--- Exercise inputs ---

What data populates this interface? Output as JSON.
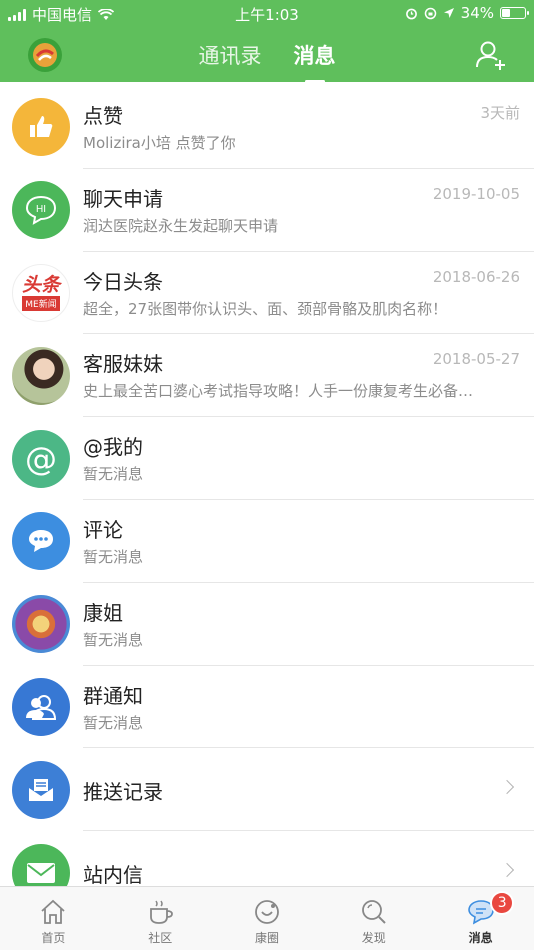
{
  "status_bar": {
    "carrier": "中国电信",
    "time": "上午1:03",
    "battery_percent": "34%",
    "battery_level": 0.34
  },
  "header": {
    "tabs": [
      {
        "label": "通讯录",
        "active": false
      },
      {
        "label": "消息",
        "active": true
      }
    ],
    "accent_color": "#5fbf5c",
    "right_icon": "add-contact-icon",
    "left_icon": "app-logo"
  },
  "messages": [
    {
      "title": "点赞",
      "subtitle": "Molizira小培 点赞了你",
      "time": "3天前",
      "icon": "thumbs-up-icon",
      "color": "#f4b63a"
    },
    {
      "title": "聊天申请",
      "subtitle": "润达医院赵永生发起聊天申请",
      "time": "2019-10-05",
      "icon": "chat-hi-icon",
      "color": "#4cb75a",
      "icon_text": "HI"
    },
    {
      "title": "今日头条",
      "subtitle": "超全，27张图带你认识头、面、颈部骨骼及肌肉名称！",
      "time": "2018-06-26",
      "icon": "toutiao-logo",
      "color": "#d93a34",
      "icon_text": "头条",
      "icon_sub": "ME新闻"
    },
    {
      "title": "客服妹妹",
      "subtitle": "史上最全苦口婆心考试指导攻略！人手一份康复考生必备…",
      "time": "2018-05-27",
      "icon": "user-photo-avatar",
      "color": "#c8b59a"
    },
    {
      "title": "@我的",
      "subtitle": "暂无消息",
      "time": "",
      "icon": "at-icon",
      "color": "#4cb786"
    },
    {
      "title": "评论",
      "subtitle": "暂无消息",
      "time": "",
      "icon": "comment-icon",
      "color": "#3d8ee0"
    },
    {
      "title": "康姐",
      "subtitle": "暂无消息",
      "time": "",
      "icon": "kangjie-avatar",
      "color": "#8a4aa8"
    },
    {
      "title": "群通知",
      "subtitle": "暂无消息",
      "time": "",
      "icon": "group-icon",
      "color": "#3778d4"
    },
    {
      "title": "推送记录",
      "subtitle": "",
      "time": "",
      "icon": "push-record-icon",
      "color": "#3d7fd6",
      "chevron": true
    },
    {
      "title": "站内信",
      "subtitle": "",
      "time": "",
      "icon": "mail-icon",
      "color": "#4cb75a",
      "chevron": true
    }
  ],
  "bottom_nav": [
    {
      "label": "首页",
      "icon": "home-icon",
      "active": false
    },
    {
      "label": "社区",
      "icon": "cup-icon",
      "active": false
    },
    {
      "label": "康圈",
      "icon": "circle-icon",
      "active": false
    },
    {
      "label": "发现",
      "icon": "search-icon",
      "active": false
    },
    {
      "label": "消息",
      "icon": "message-icon",
      "active": true,
      "badge": "3"
    }
  ]
}
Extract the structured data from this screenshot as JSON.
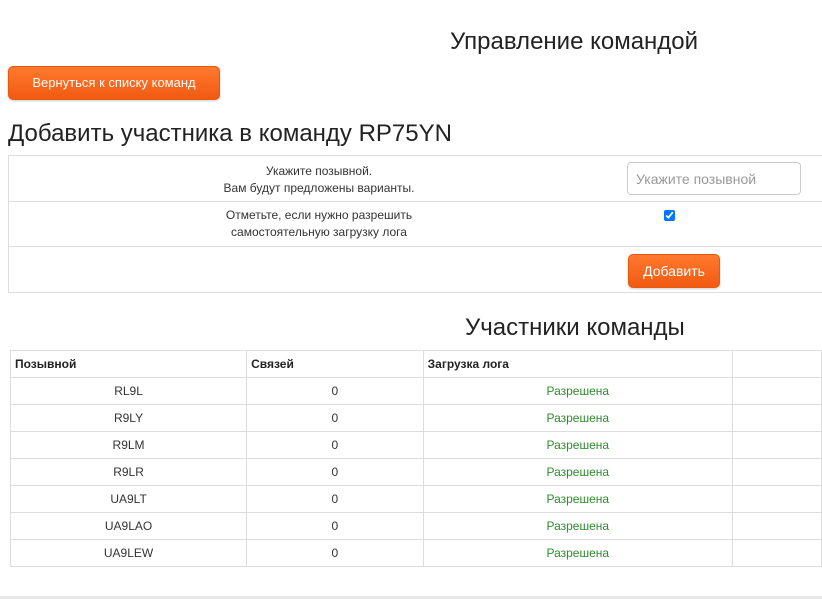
{
  "page_title": "Управление командой",
  "back_button_label": "Вернуться к списку команд",
  "add_section": {
    "title": "Добавить участника в команду RP75YN",
    "callsign_label_line1": "Укажите позывной.",
    "callsign_label_line2": "Вам будут предложены варианты.",
    "callsign_placeholder": "Укажите позывной",
    "callsign_value": "",
    "log_permission_line1": "Отметьте, если нужно разрешить",
    "log_permission_line2": "самостоятельную загрузку лога",
    "log_permission_checked": true,
    "add_button_label": "Добавить"
  },
  "members_section": {
    "title": "Участники команды",
    "columns": [
      "Позывной",
      "Связей",
      "Загрузка лога",
      ""
    ],
    "rows": [
      {
        "callsign": "RL9L",
        "qsos": "0",
        "log_upload": "Разрешена"
      },
      {
        "callsign": "R9LY",
        "qsos": "0",
        "log_upload": "Разрешена"
      },
      {
        "callsign": "R9LM",
        "qsos": "0",
        "log_upload": "Разрешена"
      },
      {
        "callsign": "R9LR",
        "qsos": "0",
        "log_upload": "Разрешена"
      },
      {
        "callsign": "UA9LT",
        "qsos": "0",
        "log_upload": "Разрешена"
      },
      {
        "callsign": "UA9LAO",
        "qsos": "0",
        "log_upload": "Разрешена"
      },
      {
        "callsign": "UA9LEW",
        "qsos": "0",
        "log_upload": "Разрешена"
      }
    ]
  },
  "colors": {
    "accent": "#f15a12",
    "status_allowed": "#2e8b2e"
  }
}
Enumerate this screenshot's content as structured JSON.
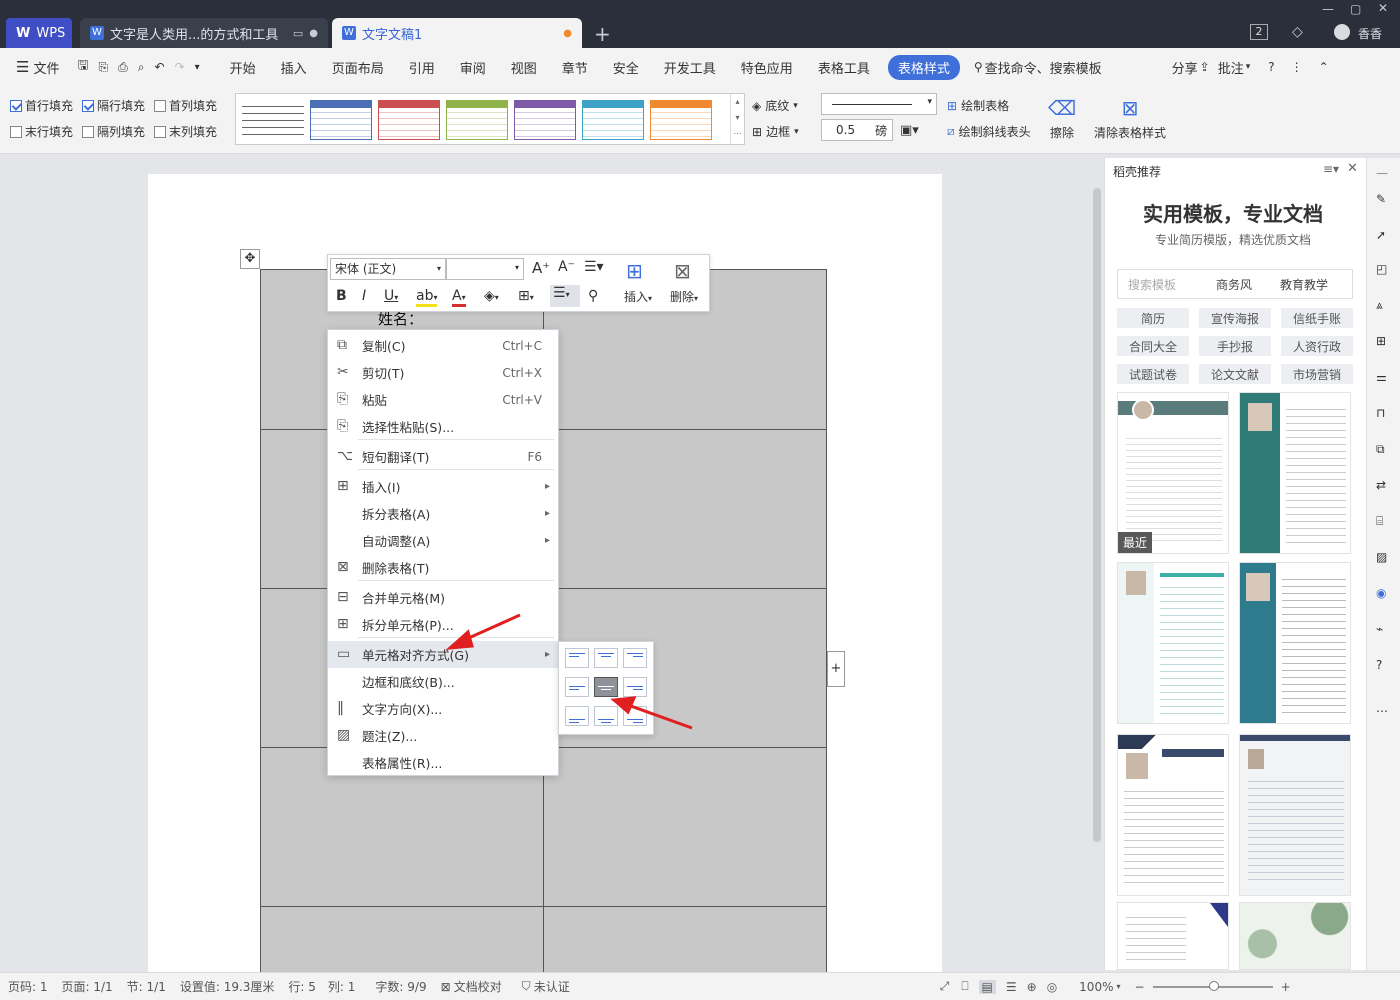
{
  "titlebar": {
    "app_name": "WPS",
    "tab1": "文字是人类用...的方式和工具",
    "tab2": "文字文稿1",
    "page_count_badge": "2",
    "user": "香香"
  },
  "menubar": {
    "file": "文件",
    "items": [
      "开始",
      "插入",
      "页面布局",
      "引用",
      "审阅",
      "视图",
      "章节",
      "安全",
      "开发工具",
      "特色应用",
      "表格工具",
      "表格样式"
    ],
    "active": "表格样式",
    "search": "查找命令、搜索模板",
    "share": "分享",
    "annotate": "批注"
  },
  "ribbon": {
    "checks": [
      {
        "label": "首行填充",
        "checked": true
      },
      {
        "label": "隔行填充",
        "checked": true
      },
      {
        "label": "首列填充",
        "checked": false
      },
      {
        "label": "末行填充",
        "checked": false
      },
      {
        "label": "隔列填充",
        "checked": false
      },
      {
        "label": "末列填充",
        "checked": false
      }
    ],
    "style_colors": [
      "#4a6fb5",
      "#c9504f",
      "#8fb24a",
      "#7f5aa8",
      "#3fa3c8",
      "#f08a2e"
    ],
    "shading": "底纹",
    "border": "边框",
    "line_width": "0.5",
    "line_unit": "磅",
    "draw_table": "绘制表格",
    "draw_diag": "绘制斜线表头",
    "erase": "擦除",
    "clear_style": "清除表格样式"
  },
  "document": {
    "cell_text": "姓名："
  },
  "minibar": {
    "font": "宋体 (正文)",
    "size": "",
    "insert": "插入",
    "delete": "删除"
  },
  "context_menu": {
    "items": [
      {
        "label": "复制(C)",
        "shortcut": "Ctrl+C"
      },
      {
        "label": "剪切(T)",
        "shortcut": "Ctrl+X"
      },
      {
        "label": "粘贴",
        "shortcut": "Ctrl+V"
      },
      {
        "label": "选择性粘贴(S)...",
        "shortcut": ""
      },
      {
        "label": "短句翻译(T)",
        "shortcut": "F6"
      },
      {
        "label": "插入(I)",
        "shortcut": ""
      },
      {
        "label": "拆分表格(A)",
        "shortcut": ""
      },
      {
        "label": "自动调整(A)",
        "shortcut": ""
      },
      {
        "label": "删除表格(T)",
        "shortcut": ""
      },
      {
        "label": "合并单元格(M)",
        "shortcut": ""
      },
      {
        "label": "拆分单元格(P)...",
        "shortcut": ""
      },
      {
        "label": "单元格对齐方式(G)",
        "shortcut": ""
      },
      {
        "label": "边框和底纹(B)...",
        "shortcut": ""
      },
      {
        "label": "文字方向(X)...",
        "shortcut": ""
      },
      {
        "label": "题注(Z)...",
        "shortcut": ""
      },
      {
        "label": "表格属性(R)...",
        "shortcut": ""
      }
    ],
    "highlighted": "单元格对齐方式(G)"
  },
  "right_panel": {
    "header": "稻壳推荐",
    "title": "实用模板，专业文档",
    "subtitle": "专业简历模版，精选优质文档",
    "search_placeholder": "搜索模板",
    "search_tabs": [
      "商务风",
      "教育教学"
    ],
    "tags": [
      "简历",
      "宣传海报",
      "信纸手账",
      "合同大全",
      "手抄报",
      "人资行政",
      "试题试卷",
      "论文文献",
      "市场营销"
    ],
    "recent_badge": "最近"
  },
  "statusbar": {
    "page_num": "页码: 1",
    "pages": "页面: 1/1",
    "section": "节: 1/1",
    "setting": "设置值: 19.3厘米",
    "row": "行: 5",
    "col": "列: 1",
    "words": "字数: 9/9",
    "proof": "文档校对",
    "cert": "未认证",
    "zoom": "100%"
  }
}
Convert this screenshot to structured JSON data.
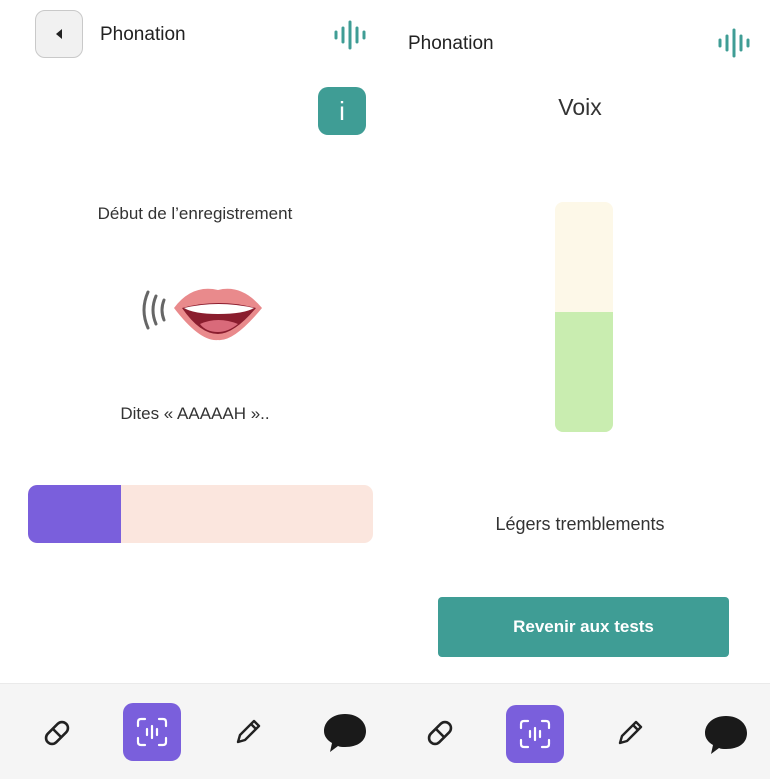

---

• The request:
Return each line with "this".

• Completed exercise:
What data populates this interface? Output as JSON.
Extract the structured data from this screenshot as JSON.
Enumerate this screenshot's content as structured JSON.
Convert this screenshot to structured JSON data.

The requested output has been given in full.